-- begin --
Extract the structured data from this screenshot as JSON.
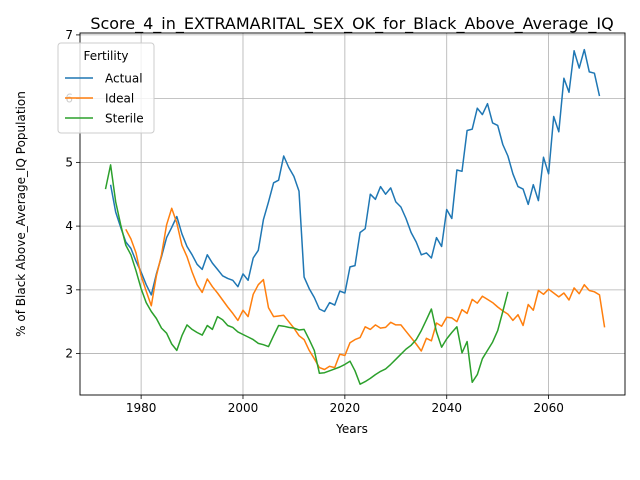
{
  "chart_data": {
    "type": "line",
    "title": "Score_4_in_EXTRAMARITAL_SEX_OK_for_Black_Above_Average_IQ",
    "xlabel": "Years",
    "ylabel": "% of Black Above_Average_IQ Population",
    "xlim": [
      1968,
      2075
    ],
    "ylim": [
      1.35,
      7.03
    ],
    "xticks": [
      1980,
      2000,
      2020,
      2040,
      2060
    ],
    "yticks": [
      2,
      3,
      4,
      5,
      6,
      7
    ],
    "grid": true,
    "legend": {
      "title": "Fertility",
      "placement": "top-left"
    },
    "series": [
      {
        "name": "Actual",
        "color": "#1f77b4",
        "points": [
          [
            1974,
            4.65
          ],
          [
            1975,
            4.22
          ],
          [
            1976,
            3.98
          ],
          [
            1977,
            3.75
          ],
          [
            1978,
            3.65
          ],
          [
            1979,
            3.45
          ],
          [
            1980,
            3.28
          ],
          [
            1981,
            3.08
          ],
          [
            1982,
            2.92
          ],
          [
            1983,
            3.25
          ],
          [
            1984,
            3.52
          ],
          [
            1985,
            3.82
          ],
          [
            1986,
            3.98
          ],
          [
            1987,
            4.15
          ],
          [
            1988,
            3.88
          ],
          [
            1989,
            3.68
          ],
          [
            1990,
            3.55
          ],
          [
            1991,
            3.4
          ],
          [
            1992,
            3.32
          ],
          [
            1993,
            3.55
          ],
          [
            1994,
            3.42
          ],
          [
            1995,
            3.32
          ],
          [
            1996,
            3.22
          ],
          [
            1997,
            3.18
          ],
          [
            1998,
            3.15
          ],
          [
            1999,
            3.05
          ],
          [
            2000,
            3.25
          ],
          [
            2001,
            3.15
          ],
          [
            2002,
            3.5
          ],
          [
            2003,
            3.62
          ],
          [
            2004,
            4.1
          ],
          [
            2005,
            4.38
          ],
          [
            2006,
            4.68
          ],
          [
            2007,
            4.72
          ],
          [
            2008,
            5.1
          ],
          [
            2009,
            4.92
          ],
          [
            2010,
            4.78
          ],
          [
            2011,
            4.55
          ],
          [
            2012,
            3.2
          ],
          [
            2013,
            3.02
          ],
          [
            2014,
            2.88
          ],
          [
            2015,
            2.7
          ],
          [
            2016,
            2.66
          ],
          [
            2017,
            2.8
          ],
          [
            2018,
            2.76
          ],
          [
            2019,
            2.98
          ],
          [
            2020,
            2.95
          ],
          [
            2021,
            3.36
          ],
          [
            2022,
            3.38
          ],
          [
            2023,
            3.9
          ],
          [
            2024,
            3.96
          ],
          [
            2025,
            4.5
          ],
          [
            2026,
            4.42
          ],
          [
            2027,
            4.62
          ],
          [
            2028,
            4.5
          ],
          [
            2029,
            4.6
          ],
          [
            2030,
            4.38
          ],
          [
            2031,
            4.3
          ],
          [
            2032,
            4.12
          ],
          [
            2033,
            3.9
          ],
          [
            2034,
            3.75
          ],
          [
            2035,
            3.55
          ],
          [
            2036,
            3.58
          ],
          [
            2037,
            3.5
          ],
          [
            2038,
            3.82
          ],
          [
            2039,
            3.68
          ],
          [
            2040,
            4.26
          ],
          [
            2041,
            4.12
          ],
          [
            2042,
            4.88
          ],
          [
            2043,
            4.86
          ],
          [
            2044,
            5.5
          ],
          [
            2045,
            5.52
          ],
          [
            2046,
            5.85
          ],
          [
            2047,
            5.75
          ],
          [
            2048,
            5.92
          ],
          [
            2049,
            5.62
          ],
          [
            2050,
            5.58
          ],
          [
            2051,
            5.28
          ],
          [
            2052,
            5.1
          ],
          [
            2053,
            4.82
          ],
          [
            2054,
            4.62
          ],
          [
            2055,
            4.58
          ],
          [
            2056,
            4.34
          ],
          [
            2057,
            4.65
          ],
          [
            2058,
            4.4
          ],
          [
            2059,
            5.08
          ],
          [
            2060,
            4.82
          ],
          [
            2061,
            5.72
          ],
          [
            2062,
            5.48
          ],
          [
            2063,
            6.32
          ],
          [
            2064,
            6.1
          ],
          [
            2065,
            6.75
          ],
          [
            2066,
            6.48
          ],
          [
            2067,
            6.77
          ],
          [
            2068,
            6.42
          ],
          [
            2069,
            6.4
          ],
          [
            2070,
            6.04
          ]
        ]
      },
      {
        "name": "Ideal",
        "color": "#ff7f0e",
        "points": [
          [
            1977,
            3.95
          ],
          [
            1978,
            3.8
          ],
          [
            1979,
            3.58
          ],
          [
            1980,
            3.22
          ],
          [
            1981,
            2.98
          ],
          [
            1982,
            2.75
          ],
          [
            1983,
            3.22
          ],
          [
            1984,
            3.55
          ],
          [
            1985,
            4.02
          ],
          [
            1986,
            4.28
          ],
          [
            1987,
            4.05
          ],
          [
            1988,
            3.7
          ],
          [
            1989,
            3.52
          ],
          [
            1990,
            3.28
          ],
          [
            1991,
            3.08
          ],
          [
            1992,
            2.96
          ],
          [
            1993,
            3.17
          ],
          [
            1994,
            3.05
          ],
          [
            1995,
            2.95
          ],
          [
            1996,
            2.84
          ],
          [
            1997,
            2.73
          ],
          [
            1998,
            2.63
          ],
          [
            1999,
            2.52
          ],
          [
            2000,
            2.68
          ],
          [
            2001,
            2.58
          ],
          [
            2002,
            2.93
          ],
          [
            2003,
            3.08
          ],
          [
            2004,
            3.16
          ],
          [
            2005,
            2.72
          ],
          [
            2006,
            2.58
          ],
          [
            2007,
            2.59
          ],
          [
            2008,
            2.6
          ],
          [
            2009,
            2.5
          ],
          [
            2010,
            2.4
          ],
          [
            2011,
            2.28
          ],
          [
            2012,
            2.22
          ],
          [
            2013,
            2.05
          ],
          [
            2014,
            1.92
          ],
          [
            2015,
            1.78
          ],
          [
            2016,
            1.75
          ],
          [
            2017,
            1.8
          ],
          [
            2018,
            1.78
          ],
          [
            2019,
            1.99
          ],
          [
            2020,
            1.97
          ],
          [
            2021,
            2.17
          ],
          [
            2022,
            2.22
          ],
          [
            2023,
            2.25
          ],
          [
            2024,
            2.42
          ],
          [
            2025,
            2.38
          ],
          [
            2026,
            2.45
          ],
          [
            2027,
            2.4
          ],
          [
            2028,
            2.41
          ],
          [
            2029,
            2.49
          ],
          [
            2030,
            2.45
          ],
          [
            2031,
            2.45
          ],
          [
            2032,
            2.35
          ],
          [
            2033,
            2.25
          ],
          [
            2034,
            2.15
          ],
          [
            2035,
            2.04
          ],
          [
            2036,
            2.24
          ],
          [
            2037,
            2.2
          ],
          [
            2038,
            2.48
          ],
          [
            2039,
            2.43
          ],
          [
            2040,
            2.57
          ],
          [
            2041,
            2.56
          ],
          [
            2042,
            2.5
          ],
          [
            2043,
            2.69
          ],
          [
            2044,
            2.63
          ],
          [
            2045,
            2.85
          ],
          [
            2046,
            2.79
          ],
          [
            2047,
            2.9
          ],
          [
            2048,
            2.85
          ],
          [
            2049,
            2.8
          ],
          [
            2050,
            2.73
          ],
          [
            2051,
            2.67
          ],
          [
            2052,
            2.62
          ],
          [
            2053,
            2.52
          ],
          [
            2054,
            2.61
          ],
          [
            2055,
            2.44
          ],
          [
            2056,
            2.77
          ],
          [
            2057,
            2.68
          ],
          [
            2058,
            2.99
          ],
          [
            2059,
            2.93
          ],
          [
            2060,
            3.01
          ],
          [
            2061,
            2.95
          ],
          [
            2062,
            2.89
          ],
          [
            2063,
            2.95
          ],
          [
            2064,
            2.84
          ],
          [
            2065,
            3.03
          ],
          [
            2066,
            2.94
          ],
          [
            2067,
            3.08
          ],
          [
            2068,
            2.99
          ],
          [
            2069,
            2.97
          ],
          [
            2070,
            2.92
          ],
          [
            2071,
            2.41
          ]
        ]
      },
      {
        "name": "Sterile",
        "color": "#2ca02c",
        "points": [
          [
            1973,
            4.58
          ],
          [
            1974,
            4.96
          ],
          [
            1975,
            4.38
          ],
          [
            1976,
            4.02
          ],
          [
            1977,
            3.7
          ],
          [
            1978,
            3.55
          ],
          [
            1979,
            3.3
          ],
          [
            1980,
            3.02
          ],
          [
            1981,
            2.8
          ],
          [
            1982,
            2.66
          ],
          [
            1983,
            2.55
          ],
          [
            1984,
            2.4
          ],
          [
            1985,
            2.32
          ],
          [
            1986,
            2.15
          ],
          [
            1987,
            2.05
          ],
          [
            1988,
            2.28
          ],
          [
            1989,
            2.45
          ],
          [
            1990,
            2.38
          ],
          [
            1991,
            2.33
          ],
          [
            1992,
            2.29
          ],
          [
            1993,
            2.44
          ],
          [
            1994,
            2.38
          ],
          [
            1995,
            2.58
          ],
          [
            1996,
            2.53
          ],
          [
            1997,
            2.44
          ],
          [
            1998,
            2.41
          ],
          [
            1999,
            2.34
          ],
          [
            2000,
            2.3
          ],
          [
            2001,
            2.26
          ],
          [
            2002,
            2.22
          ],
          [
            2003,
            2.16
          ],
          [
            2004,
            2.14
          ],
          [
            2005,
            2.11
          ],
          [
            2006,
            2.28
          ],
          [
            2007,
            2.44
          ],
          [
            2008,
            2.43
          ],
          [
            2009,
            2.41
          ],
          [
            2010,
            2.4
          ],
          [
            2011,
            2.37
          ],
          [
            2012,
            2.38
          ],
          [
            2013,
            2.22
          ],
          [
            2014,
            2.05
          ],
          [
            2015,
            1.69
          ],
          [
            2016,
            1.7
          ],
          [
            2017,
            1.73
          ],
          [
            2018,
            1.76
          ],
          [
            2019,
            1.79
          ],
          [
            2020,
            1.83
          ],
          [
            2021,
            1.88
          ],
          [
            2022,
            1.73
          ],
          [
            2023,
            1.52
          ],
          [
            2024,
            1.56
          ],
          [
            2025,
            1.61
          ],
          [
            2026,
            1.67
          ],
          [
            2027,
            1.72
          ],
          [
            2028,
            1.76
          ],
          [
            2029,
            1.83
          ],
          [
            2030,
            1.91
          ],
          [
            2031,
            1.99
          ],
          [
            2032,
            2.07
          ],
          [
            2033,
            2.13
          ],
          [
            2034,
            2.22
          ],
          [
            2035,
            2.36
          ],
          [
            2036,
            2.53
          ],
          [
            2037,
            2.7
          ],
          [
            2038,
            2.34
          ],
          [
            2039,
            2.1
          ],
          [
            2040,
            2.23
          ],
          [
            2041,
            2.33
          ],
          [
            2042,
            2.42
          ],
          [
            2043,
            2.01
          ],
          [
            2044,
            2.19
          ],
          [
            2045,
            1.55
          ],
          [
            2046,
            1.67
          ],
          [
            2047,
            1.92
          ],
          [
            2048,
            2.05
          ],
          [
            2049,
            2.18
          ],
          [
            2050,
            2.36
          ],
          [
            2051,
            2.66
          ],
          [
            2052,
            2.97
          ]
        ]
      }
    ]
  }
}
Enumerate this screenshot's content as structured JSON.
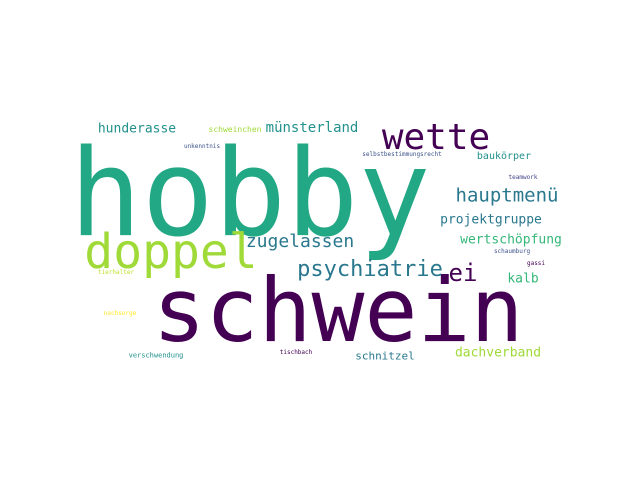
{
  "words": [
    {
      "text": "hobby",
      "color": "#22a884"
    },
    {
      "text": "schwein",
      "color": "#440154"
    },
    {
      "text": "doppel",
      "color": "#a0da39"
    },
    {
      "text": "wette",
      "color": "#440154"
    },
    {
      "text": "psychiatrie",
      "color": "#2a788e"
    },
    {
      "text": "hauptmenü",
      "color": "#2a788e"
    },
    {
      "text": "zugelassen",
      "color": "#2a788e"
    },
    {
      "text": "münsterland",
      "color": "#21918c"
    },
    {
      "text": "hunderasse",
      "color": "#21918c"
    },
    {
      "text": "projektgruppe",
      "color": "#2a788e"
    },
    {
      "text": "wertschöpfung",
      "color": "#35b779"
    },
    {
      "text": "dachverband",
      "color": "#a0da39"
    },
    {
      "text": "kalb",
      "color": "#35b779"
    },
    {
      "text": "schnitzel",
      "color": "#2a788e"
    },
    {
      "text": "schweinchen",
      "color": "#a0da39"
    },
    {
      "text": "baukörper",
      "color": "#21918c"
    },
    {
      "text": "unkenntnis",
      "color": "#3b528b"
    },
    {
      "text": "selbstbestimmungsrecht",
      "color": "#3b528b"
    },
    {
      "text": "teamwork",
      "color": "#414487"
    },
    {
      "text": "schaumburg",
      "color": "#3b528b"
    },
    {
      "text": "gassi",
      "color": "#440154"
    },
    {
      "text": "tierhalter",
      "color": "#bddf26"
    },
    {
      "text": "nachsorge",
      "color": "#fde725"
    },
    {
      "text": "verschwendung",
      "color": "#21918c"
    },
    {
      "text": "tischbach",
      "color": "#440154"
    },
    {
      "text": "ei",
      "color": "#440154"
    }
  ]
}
-- end --
-- Task to complete --
Every line in the data above that contains "title" needs to be copied.

-- Worked answer --
    "title": "Score_4_in_EXTRAMARITAL_SEX_OK_for_Black_Above_Average_IQ",
      "title": "Fertility",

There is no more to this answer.